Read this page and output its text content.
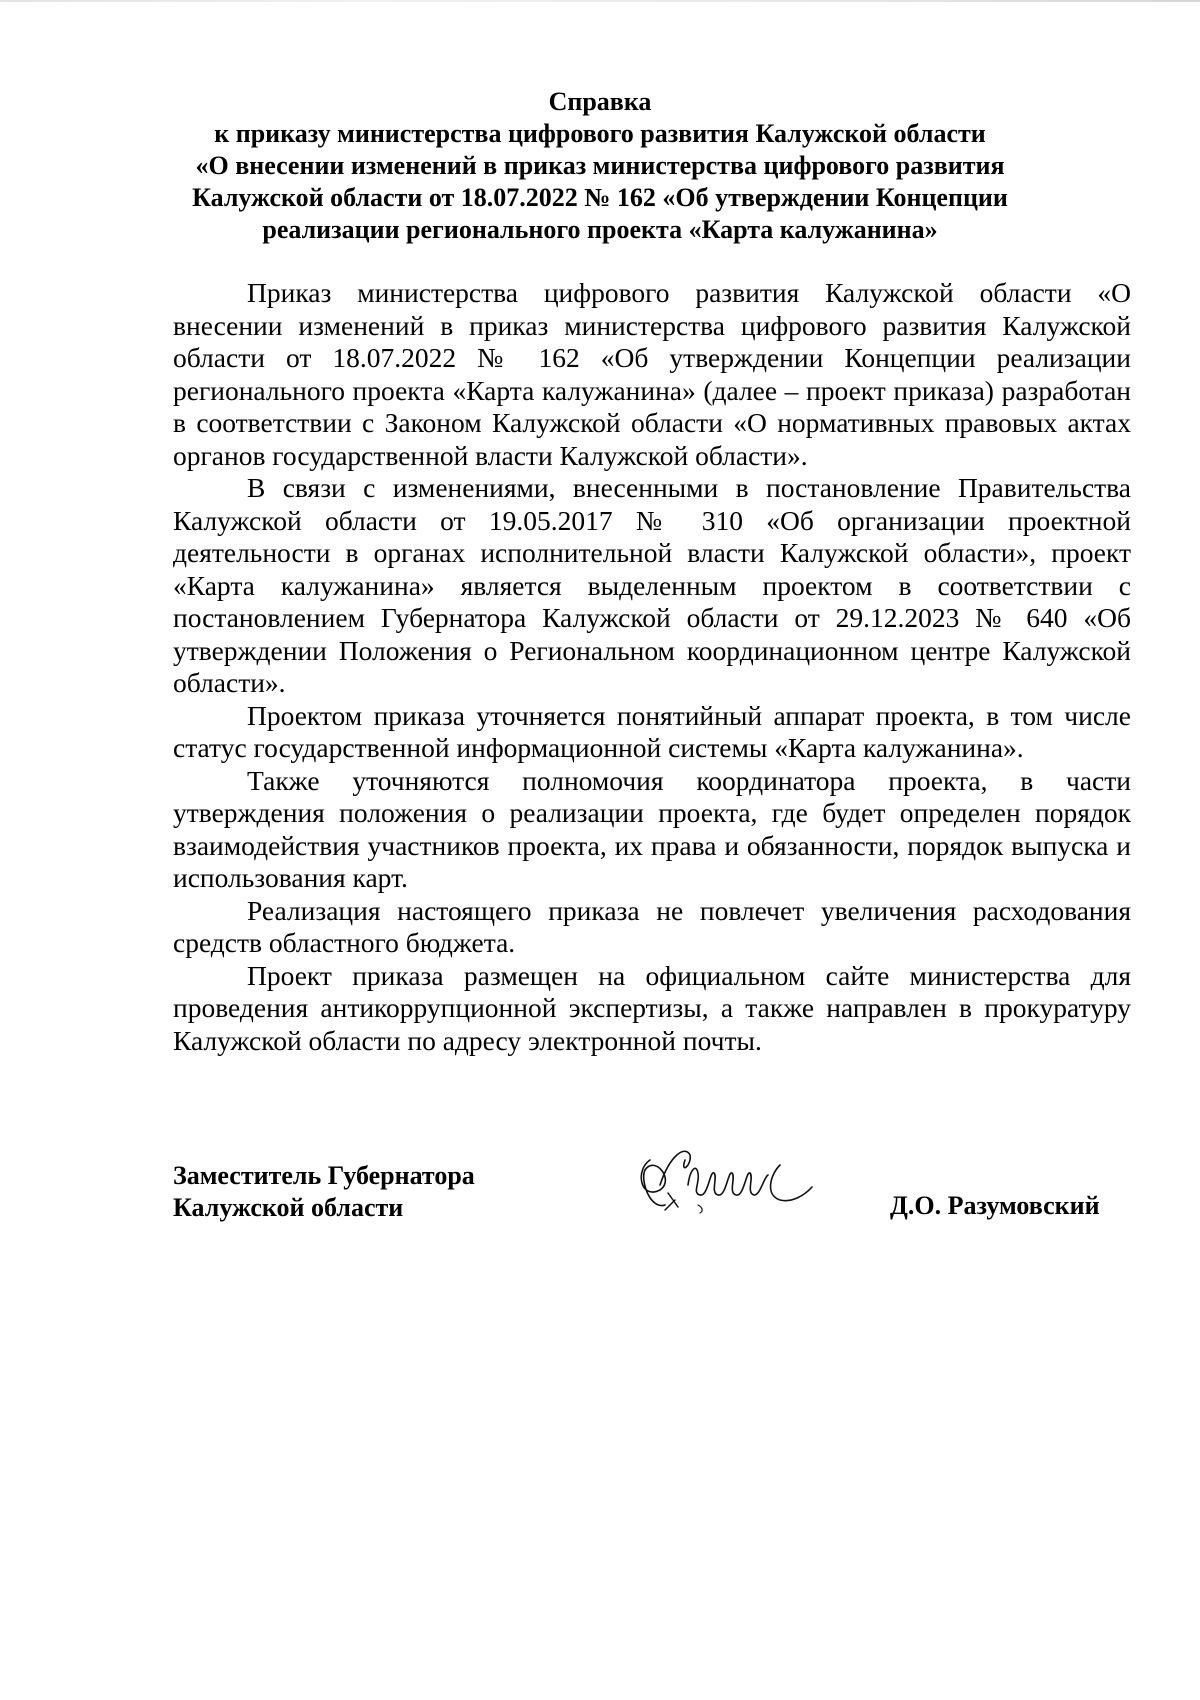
Справка
к приказу министерства цифрового развития Калужской области
«О внесении изменений в приказ министерства цифрового развития
Калужской области от 18.07.2022 № 162 «Об утверждении Концепции
реализации регионального проекта «Карта калужанина»

Приказ министерства цифрового развития Калужской области «О внесении изменений в приказ министерства цифрового развития Калужской области от 18.07.2022 № 162 «Об утверждении Концепции реализации регионального проекта «Карта калужанина» (далее – проект приказа) разработан в соответствии с Законом Калужской области «О нормативных правовых актах органов государственной власти Калужской области».

В связи с изменениями, внесенными в постановление Правительства Калужской области от 19.05.2017 № 310 «Об организации проектной деятельности в органах исполнительной власти Калужской области», проект «Карта калужанина» является выделенным проектом в соответствии с постановлением Губернатора Калужской области от 29.12.2023 № 640 «Об утверждении Положения о Региональном координационном центре Калужской области».

Проектом приказа уточняется понятийный аппарат проекта, в том числе статус государственной информационной системы «Карта калужанина».

Также уточняются полномочия координатора проекта, в части утверждения положения о реализации проекта, где будет определен порядок взаимодействия участников проекта, их права и обязанности, порядок выпуска и использования карт.

Реализация настоящего приказа не повлечет увеличения расходования средств областного бюджета.

Проект приказа размещен на официальном сайте министерства для проведения антикоррупционной экспертизы, а также направлен в прокуратуру Калужской области по адресу электронной почты.

Заместитель Губернатора
Калужской области	Д.О. Разумовский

========================================================================

• **OBJECTIVE**
Copy everything in the records above except the pictures, exactly as written.

• **EXPECTED ANSWER**
Read this page and output its text content.
Справка
к приказу министерства цифрового развития Калужской области
«О внесении изменений в приказ министерства цифрового развития
Калужской области от 18.07.2022 № 162 «Об утверждении Концепции
реализации регионального проекта «Карта калужанина»

Приказ министерства цифрового развития Калужской области «О внесении изменений в приказ министерства цифрового развития Калужской области от 18.07.2022 № 162 «Об утверждении Концепции реализации регионального проекта «Карта калужанина» (далее – проект приказа) разработан в соответствии с Законом Калужской области «О нормативных правовых актах органов государственной власти Калужской области».

В связи с изменениями, внесенными в постановление Правительства Калужской области от 19.05.2017 № 310 «Об организации проектной деятельности в органах исполнительной власти Калужской области», проект «Карта калужанина» является выделенным проектом в соответствии с постановлением Губернатора Калужской области от 29.12.2023 № 640 «Об утверждении Положения о Региональном координационном центре Калужской области».

Проектом приказа уточняется понятийный аппарат проекта, в том числе статус государственной информационной системы «Карта калужанина».

Также уточняются полномочия координатора проекта, в части утверждения положения о реализации проекта, где будет определен порядок взаимодействия участников проекта, их права и обязанности, порядок выпуска и использования карт.

Реализация настоящего приказа не повлечет увеличения расходования средств областного бюджета.

Проект приказа размещен на официальном сайте министерства для проведения антикоррупционной экспертизы, а также направлен в прокуратуру Калужской области по адресу электронной почты.

Заместитель Губернатора
Калужской области	Д.О. Разумовский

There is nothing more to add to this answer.